▸ PROBLEM:
Below are some records; reproduce every one of them exactly.

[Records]
......
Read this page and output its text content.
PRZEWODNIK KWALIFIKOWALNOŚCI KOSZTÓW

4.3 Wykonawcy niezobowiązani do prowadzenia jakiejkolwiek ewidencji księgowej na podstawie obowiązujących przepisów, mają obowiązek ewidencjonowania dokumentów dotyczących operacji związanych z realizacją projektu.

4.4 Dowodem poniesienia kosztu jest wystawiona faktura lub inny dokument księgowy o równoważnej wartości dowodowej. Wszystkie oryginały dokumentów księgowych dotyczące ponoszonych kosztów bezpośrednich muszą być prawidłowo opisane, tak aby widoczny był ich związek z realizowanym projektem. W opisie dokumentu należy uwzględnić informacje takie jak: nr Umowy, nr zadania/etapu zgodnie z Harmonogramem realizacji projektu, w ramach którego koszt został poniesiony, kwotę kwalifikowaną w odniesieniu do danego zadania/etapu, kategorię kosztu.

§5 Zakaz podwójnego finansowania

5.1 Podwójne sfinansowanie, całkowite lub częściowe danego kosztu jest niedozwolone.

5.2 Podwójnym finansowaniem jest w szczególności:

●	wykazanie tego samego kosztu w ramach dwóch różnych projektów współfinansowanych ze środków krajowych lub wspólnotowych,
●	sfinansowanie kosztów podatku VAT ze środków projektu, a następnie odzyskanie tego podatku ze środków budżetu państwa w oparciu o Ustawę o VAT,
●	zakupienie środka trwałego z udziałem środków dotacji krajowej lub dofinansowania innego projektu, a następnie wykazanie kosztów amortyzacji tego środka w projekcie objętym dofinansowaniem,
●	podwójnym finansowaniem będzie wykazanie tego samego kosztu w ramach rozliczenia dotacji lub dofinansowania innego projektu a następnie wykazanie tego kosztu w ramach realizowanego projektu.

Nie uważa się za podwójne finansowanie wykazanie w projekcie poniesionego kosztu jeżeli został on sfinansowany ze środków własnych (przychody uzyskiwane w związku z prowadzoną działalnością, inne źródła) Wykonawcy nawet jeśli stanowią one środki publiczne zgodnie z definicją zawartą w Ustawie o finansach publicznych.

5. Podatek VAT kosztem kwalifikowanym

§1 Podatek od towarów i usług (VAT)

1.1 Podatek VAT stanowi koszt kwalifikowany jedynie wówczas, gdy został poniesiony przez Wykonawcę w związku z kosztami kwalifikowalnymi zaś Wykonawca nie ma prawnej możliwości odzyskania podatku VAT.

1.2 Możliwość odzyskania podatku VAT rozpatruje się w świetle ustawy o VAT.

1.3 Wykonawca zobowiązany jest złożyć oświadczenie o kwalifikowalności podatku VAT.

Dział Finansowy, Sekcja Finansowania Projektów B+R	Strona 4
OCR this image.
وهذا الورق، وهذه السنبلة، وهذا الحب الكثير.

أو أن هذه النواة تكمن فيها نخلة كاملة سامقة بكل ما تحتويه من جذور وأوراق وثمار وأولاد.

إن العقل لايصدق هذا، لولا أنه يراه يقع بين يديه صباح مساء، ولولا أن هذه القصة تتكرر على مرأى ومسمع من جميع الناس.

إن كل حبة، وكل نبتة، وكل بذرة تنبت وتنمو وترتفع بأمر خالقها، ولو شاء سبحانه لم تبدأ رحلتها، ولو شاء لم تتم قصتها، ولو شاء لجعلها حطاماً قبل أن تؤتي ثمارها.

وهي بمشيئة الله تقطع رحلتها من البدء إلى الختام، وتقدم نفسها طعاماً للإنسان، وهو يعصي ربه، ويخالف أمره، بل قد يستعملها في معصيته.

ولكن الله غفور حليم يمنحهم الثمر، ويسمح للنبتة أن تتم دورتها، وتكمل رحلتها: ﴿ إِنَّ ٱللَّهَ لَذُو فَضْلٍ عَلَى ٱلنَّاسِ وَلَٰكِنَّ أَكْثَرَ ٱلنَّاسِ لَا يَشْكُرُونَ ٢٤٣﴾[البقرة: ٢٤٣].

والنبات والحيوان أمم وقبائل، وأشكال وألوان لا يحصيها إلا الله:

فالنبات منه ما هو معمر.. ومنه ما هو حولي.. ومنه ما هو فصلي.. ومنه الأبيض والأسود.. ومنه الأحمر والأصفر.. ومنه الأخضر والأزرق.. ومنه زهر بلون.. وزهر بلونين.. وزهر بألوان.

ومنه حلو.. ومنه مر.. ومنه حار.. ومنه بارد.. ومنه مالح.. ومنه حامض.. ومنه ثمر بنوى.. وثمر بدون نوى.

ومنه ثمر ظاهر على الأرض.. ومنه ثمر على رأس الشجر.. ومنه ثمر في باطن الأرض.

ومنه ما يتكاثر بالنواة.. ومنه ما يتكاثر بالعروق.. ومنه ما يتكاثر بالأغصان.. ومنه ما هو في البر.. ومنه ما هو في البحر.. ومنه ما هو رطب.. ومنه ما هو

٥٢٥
......
▸ CORRECT RESULT:
Read this page and output its text content.
PRZEWODNIK KWALIFIKOWALNOŚCI KOSZTÓW

4.3 Wykonawcy niezobowiązani do prowadzenia jakiejkolwiek ewidencji księgowej na podstawie obowiązujących przepisów, mają obowiązek ewidencjonowania dokumentów dotyczących operacji związanych z realizacją projektu.

4.4 Dowodem poniesienia kosztu jest wystawiona faktura lub inny dokument księgowy o równoważnej wartości dowodowej. Wszystkie oryginały dokumentów księgowych dotyczące ponoszonych kosztów bezpośrednich muszą być prawidłowo opisane, tak aby widoczny był ich związek z realizowanym projektem. W opisie dokumentu należy uwzględnić informacje takie jak: nr Umowy, nr zadania/etapu zgodnie z Harmonogramem realizacji projektu, w ramach którego koszt został poniesiony, kwotę kwalifikowaną w odniesieniu do danego zadania/etapu, kategorię kosztu.

§5 Zakaz podwójnego finansowania

5.1 Podwójne sfinansowanie, całkowite lub częściowe danego kosztu jest niedozwolone.

5.2 Podwójnym finansowaniem jest w szczególności:

●	wykazanie tego samego kosztu w ramach dwóch różnych projektów współfinansowanych ze środków krajowych lub wspólnotowych,
●	sfinansowanie kosztów podatku VAT ze środków projektu, a następnie odzyskanie tego podatku ze środków budżetu państwa w oparciu o Ustawę o VAT,
●	zakupienie środka trwałego z udziałem środków dotacji krajowej lub dofinansowania innego projektu, a następnie wykazanie kosztów amortyzacji tego środka w projekcie objętym dofinansowaniem,
●	podwójnym finansowaniem będzie wykazanie tego samego kosztu w ramach rozliczenia dotacji lub dofinansowania innego projektu a następnie wykazanie tego kosztu w ramach realizowanego projektu.

Nie uważa się za podwójne finansowanie wykazanie w projekcie poniesionego kosztu jeżeli został on sfinansowany ze środków własnych (przychody uzyskiwane w związku z prowadzoną działalnością, inne źródła) Wykonawcy nawet jeśli stanowią one środki publiczne zgodnie z definicją zawartą w Ustawie o finansach publicznych.

5. Podatek VAT kosztem kwalifikowanym

§1 Podatek od towarów i usług (VAT)

1.1 Podatek VAT stanowi koszt kwalifikowany jedynie wówczas, gdy został poniesiony przez Wykonawcę w związku z kosztami kwalifikowalnymi zaś Wykonawca nie ma prawnej możliwości odzyskania podatku VAT.

1.2 Możliwość odzyskania podatku VAT rozpatruje się w świetle ustawy o VAT.

1.3 Wykonawca zobowiązany jest złożyć oświadczenie o kwalifikowalności podatku VAT.

Dział Finansowy, Sekcja Finansowania Projektów B+R	Strona 4
OCR this image.
وهذا الورق، وهذه السنبلة، وهذا الحب الكثير.

أو أن هذه النواة تكمن فيها نخلة كاملة سامقة بكل ما تحتويه من جذور وأوراق وثمار وأولاد.

إن العقل لايصدق هذا، لولا أنه يراه يقع بين يديه صباح مساء، ولولا أن هذه القصة تتكرر على مرأى ومسمع من جميع الناس.

إن كل حبة، وكل نبتة، وكل بذرة تنبت وتنمو وترتفع بأمر خالقها، ولو شاء سبحانه لم تبدأ رحلتها، ولو شاء لم تتم قصتها، ولو شاء لجعلها حطاماً قبل أن تؤتي ثمارها.

وهي بمشيئة الله تقطع رحلتها من البدء إلى الختام، وتقدم نفسها طعاماً للإنسان، وهو يعصي ربه، ويخالف أمره، بل قد يستعملها في معصيته.

ولكن الله غفور حليم يمنحهم الثمر، ويسمح للنبتة أن تتم دورتها، وتكمل رحلتها: ﴿ إِنَّ ٱللَّهَ لَذُو فَضْلٍ عَلَى ٱلنَّاسِ وَلَٰكِنَّ أَكْثَرَ ٱلنَّاسِ لَا يَشْكُرُونَ ٢٤٣﴾[البقرة: ٢٤٣].

والنبات والحيوان أمم وقبائل، وأشكال وألوان لا يحصيها إلا الله:

فالنبات منه ما هو معمر.. ومنه ما هو حولي.. ومنه ما هو فصلي.. ومنه الأبيض والأسود.. ومنه الأحمر والأصفر.. ومنه الأخضر والأزرق.. ومنه زهر بلون.. وزهر بلونين.. وزهر بألوان.

ومنه حلو.. ومنه مر.. ومنه حار.. ومنه بارد.. ومنه مالح.. ومنه حامض.. ومنه ثمر بنوى.. وثمر بدون نوى.

ومنه ثمر ظاهر على الأرض.. ومنه ثمر على رأس الشجر.. ومنه ثمر في باطن الأرض.

ومنه ما يتكاثر بالنواة.. ومنه ما يتكاثر بالعروق.. ومنه ما يتكاثر بالأغصان.. ومنه ما هو في البر.. ومنه ما هو في البحر.. ومنه ما هو رطب.. ومنه ما هو

٥٢٥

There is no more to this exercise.